REQUIREMENT
Scan the entries below. List each line with "Hinged".

_____

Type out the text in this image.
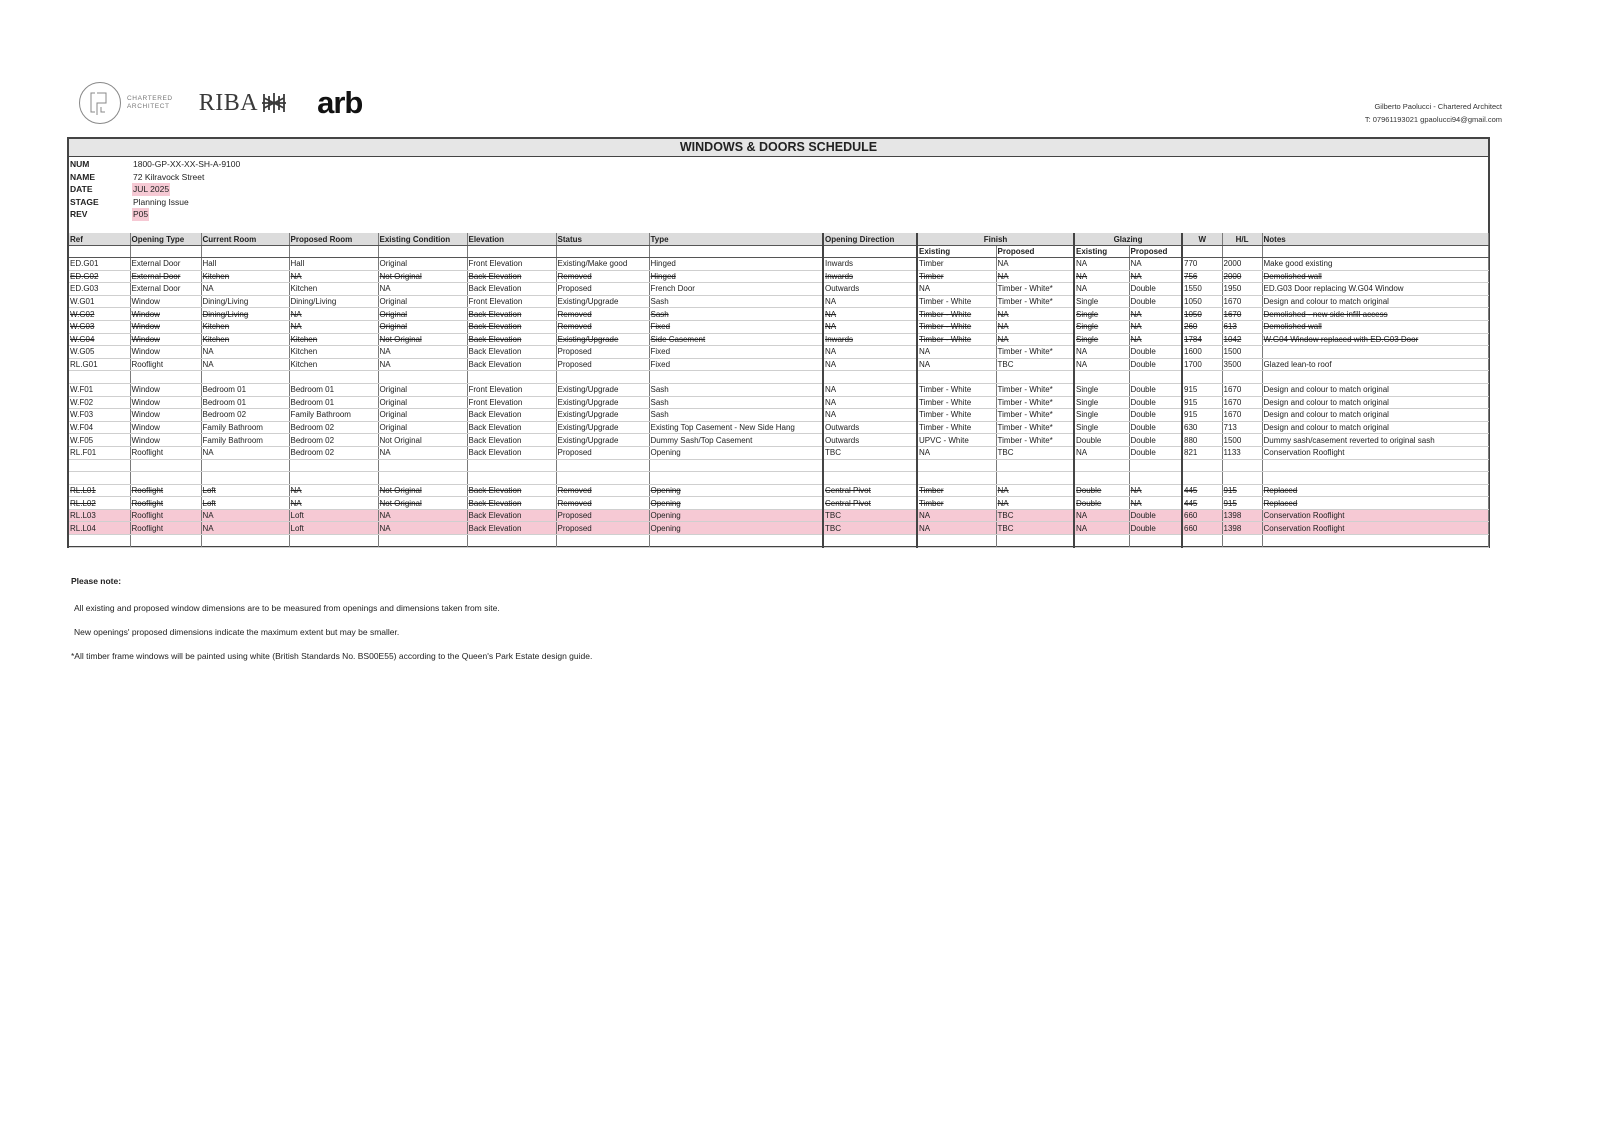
CHARTERED
ARCHITECT RIBA arb	Gilberto Paolucci - Chartered Architect
T: 07961193021 gpaolucci94@gmail.com
WINDOWS & DOORS SCHEDULE
NUM	1800-GP-XX-XX-SH-A-9100
NAME	72 Kilravock Street
DATE	JUL 2025
STAGE	Planning Issue
REV	P05
Ref	Opening Type	Current Room	Proposed Room	Existing Condition	Elevation	Status	Type	Opening Direction	Finish		Glazing		W	H/L	Notes
									Existing	Proposed	Existing	Proposed			
ED.G01	External Door	Hall	Hall	Original	Front Elevation	Existing/Make good	Hinged	Inwards	Timber	NA	NA	NA	770	2000	Make good existing
ED.G02	External Door	Kitchen	NA	Not Original	Back Elevation	Removed	Hinged	Inwards	Timber	NA	NA	NA	756	2000	Demolished wall
ED.G03	External Door	NA	Kitchen	NA	Back Elevation	Proposed	French Door	Outwards	NA	Timber - White*	NA	Double	1550	1950	ED.G03 Door replacing W.G04 Window
W.G01	Window	Dining/Living	Dining/Living	Original	Front Elevation	Existing/Upgrade	Sash	NA	Timber - White	Timber - White*	Single	Double	1050	1670	Design and colour to match original
W.G02	Window	Dining/Living	NA	Original	Back Elevation	Removed	Sash	NA	Timber - White	NA	Single	NA	1050	1670	Demolished - new side infill access
W.G03	Window	Kitchen	NA	Original	Back Elevation	Removed	Fixed	NA	Timber - White	NA	Single	NA	260	613	Demolished wall
W.G04	Window	Kitchen	Kitchen	Not Original	Back Elevation	Existing/Upgrade	Side Casement	Inwards	Timber - White	NA	Single	NA	1784	1042	W.G04 Window replaced with ED.G03 Door
W.G05	Window	NA	Kitchen	NA	Back Elevation	Proposed	Fixed	NA	NA	Timber - White*	NA	Double	1600	1500	
RL.G01	Rooflight	NA	Kitchen	NA	Back Elevation	Proposed	Fixed	NA	NA	TBC	NA	Double	1700	3500	Glazed lean-to roof

W.F01	Window	Bedroom 01	Bedroom 01	Original	Front Elevation	Existing/Upgrade	Sash	NA	Timber - White	Timber - White*	Single	Double	915	1670	Design and colour to match original
W.F02	Window	Bedroom 01	Bedroom 01	Original	Front Elevation	Existing/Upgrade	Sash	NA	Timber - White	Timber - White*	Single	Double	915	1670	Design and colour to match original
W.F03	Window	Bedroom 02	Family Bathroom	Original	Back Elevation	Existing/Upgrade	Sash	NA	Timber - White	Timber - White*	Single	Double	915	1670	Design and colour to match original
W.F04	Window	Family Bathroom	Bedroom 02	Original	Back Elevation	Existing/Upgrade	Existing Top Casement - New Side Hang	Outwards	Timber - White	Timber - White*	Single	Double	630	713	Design and colour to match original
W.F05	Window	Family Bathroom	Bedroom 02	Not Original	Back Elevation	Existing/Upgrade	Dummy Sash/Top Casement	Outwards	UPVC - White	Timber - White*	Double	Double	880	1500	Dummy sash/casement reverted to original sash
RL.F01	Rooflight	NA	Bedroom 02	NA	Back Elevation	Proposed	Opening	TBC	NA	TBC	NA	Double	821	1133	Conservation Rooflight

RL.L01	Rooflight	Loft	NA	Not Original	Back Elevation	Removed	Opening	Central Pivot	Timber	NA	Double	NA	445	915	Replaced
RL.L02	Rooflight	Loft	NA	Not Original	Back Elevation	Removed	Opening	Central Pivot	Timber	NA	Double	NA	445	915	Replaced
RL.L03	Rooflight	NA	Loft	NA	Back Elevation	Proposed	Opening	TBC	NA	TBC	NA	Double	660	1398	Conservation Rooflight
RL.L04	Rooflight	NA	Loft	NA	Back Elevation	Proposed	Opening	TBC	NA	TBC	NA	Double	660	1398	Conservation Rooflight

Please note:
All existing and proposed window dimensions are to be measured from openings and dimensions taken from site.
New openings' proposed dimensions indicate the maximum extent but may be smaller.
*All timber frame windows will be painted using white (British Standards No. BS00E55) according to the Queen's Park Estate design guide.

_____

REPLY TO THE TASK
ED.G01	External Door	Hall	Hall	Original	Front Elevation	Existing/Make good	Hinged	Inwards	Timber	NA	NA	NA	770	2000	Make good existing
ED.G02	External Door	Kitchen	NA	Not Original	Back Elevation	Removed	Hinged	Inwards	Timber	NA	NA	NA	756	2000	Demolished wall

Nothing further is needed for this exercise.